▶ Exercise brief: Retype every entry in its entirety, without alteration.

▶ Listed records:
....

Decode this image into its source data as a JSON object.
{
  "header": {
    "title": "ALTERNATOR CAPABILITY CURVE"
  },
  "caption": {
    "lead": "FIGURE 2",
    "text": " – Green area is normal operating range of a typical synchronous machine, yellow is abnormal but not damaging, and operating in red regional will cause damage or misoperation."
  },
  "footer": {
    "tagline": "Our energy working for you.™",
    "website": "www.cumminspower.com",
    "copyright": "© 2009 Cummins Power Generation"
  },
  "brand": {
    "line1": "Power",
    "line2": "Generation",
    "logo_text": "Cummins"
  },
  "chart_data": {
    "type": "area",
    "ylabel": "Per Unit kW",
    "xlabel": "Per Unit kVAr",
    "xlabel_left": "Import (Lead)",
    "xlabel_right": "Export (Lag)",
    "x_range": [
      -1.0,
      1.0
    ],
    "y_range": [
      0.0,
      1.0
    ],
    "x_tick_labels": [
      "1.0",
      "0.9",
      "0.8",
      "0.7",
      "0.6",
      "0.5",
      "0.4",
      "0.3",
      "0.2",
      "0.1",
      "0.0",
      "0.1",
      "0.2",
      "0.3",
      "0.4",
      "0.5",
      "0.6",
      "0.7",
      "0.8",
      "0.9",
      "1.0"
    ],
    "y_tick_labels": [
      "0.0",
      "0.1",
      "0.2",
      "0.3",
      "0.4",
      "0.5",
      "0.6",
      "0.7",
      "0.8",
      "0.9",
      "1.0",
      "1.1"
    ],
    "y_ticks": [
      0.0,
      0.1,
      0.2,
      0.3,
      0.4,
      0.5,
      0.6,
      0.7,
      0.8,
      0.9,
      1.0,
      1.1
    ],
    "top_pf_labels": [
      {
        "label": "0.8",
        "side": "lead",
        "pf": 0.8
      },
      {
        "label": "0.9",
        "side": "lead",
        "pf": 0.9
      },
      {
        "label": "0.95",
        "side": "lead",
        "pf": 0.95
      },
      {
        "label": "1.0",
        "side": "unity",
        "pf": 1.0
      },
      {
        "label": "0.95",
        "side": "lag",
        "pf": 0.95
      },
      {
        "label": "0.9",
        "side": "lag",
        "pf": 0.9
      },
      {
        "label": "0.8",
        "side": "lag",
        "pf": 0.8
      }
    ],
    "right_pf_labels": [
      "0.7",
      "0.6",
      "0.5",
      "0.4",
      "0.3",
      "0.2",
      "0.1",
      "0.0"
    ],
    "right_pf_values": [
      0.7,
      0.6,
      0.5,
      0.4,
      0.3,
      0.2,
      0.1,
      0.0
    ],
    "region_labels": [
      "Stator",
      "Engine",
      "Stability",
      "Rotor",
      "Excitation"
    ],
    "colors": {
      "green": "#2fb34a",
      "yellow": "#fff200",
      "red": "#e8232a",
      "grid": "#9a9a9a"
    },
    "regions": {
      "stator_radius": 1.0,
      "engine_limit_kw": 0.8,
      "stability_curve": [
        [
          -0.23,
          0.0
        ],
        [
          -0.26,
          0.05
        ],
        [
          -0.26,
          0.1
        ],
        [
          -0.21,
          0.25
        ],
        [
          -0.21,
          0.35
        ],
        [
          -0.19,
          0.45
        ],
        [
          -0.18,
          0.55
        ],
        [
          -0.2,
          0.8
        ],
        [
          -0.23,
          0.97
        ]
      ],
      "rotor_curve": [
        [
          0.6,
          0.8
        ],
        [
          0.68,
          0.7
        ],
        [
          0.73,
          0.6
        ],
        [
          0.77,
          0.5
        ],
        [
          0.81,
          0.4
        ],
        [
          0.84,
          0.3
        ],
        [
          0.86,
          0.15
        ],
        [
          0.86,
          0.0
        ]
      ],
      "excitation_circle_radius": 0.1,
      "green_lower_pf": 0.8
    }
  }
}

....

▶ Result below:
Decode this image into its source data as a JSON object.
{
  "header": {
    "title": "ALTERNATOR CAPABILITY CURVE"
  },
  "caption": {
    "lead": "FIGURE 2",
    "text": " – Green area is normal operating range of a typical synchronous machine, yellow is abnormal but not damaging, and operating in red regional will cause damage or misoperation."
  },
  "footer": {
    "tagline": "Our energy working for you.™",
    "website": "www.cumminspower.com",
    "copyright": "© 2009 Cummins Power Generation"
  },
  "brand": {
    "line1": "Power",
    "line2": "Generation",
    "logo_text": "Cummins"
  },
  "chart_data": {
    "type": "area",
    "ylabel": "Per Unit kW",
    "xlabel": "Per Unit kVAr",
    "xlabel_left": "Import (Lead)",
    "xlabel_right": "Export (Lag)",
    "x_range": [
      -1.0,
      1.0
    ],
    "y_range": [
      0.0,
      1.0
    ],
    "x_tick_labels": [
      "1.0",
      "0.9",
      "0.8",
      "0.7",
      "0.6",
      "0.5",
      "0.4",
      "0.3",
      "0.2",
      "0.1",
      "0.0",
      "0.1",
      "0.2",
      "0.3",
      "0.4",
      "0.5",
      "0.6",
      "0.7",
      "0.8",
      "0.9",
      "1.0"
    ],
    "y_tick_labels": [
      "0.0",
      "0.1",
      "0.2",
      "0.3",
      "0.4",
      "0.5",
      "0.6",
      "0.7",
      "0.8",
      "0.9",
      "1.0",
      "1.1"
    ],
    "y_ticks": [
      0.0,
      0.1,
      0.2,
      0.3,
      0.4,
      0.5,
      0.6,
      0.7,
      0.8,
      0.9,
      1.0,
      1.1
    ],
    "top_pf_labels": [
      {
        "label": "0.8",
        "side": "lead",
        "pf": 0.8
      },
      {
        "label": "0.9",
        "side": "lead",
        "pf": 0.9
      },
      {
        "label": "0.95",
        "side": "lead",
        "pf": 0.95
      },
      {
        "label": "1.0",
        "side": "unity",
        "pf": 1.0
      },
      {
        "label": "0.95",
        "side": "lag",
        "pf": 0.95
      },
      {
        "label": "0.9",
        "side": "lag",
        "pf": 0.9
      },
      {
        "label": "0.8",
        "side": "lag",
        "pf": 0.8
      }
    ],
    "right_pf_labels": [
      "0.7",
      "0.6",
      "0.5",
      "0.4",
      "0.3",
      "0.2",
      "0.1",
      "0.0"
    ],
    "right_pf_values": [
      0.7,
      0.6,
      0.5,
      0.4,
      0.3,
      0.2,
      0.1,
      0.0
    ],
    "region_labels": [
      "Stator",
      "Engine",
      "Stability",
      "Rotor",
      "Excitation"
    ],
    "colors": {
      "green": "#2fb34a",
      "yellow": "#fff200",
      "red": "#e8232a",
      "grid": "#9a9a9a"
    },
    "regions": {
      "stator_radius": 1.0,
      "engine_limit_kw": 0.8,
      "stability_curve": [
        [
          -0.23,
          0.0
        ],
        [
          -0.26,
          0.05
        ],
        [
          -0.26,
          0.1
        ],
        [
          -0.21,
          0.25
        ],
        [
          -0.21,
          0.35
        ],
        [
          -0.19,
          0.45
        ],
        [
          -0.18,
          0.55
        ],
        [
          -0.2,
          0.8
        ],
        [
          -0.23,
          0.97
        ]
      ],
      "rotor_curve": [
        [
          0.6,
          0.8
        ],
        [
          0.68,
          0.7
        ],
        [
          0.73,
          0.6
        ],
        [
          0.77,
          0.5
        ],
        [
          0.81,
          0.4
        ],
        [
          0.84,
          0.3
        ],
        [
          0.86,
          0.15
        ],
        [
          0.86,
          0.0
        ]
      ],
      "excitation_circle_radius": 0.1,
      "green_lower_pf": 0.8
    }
  }
}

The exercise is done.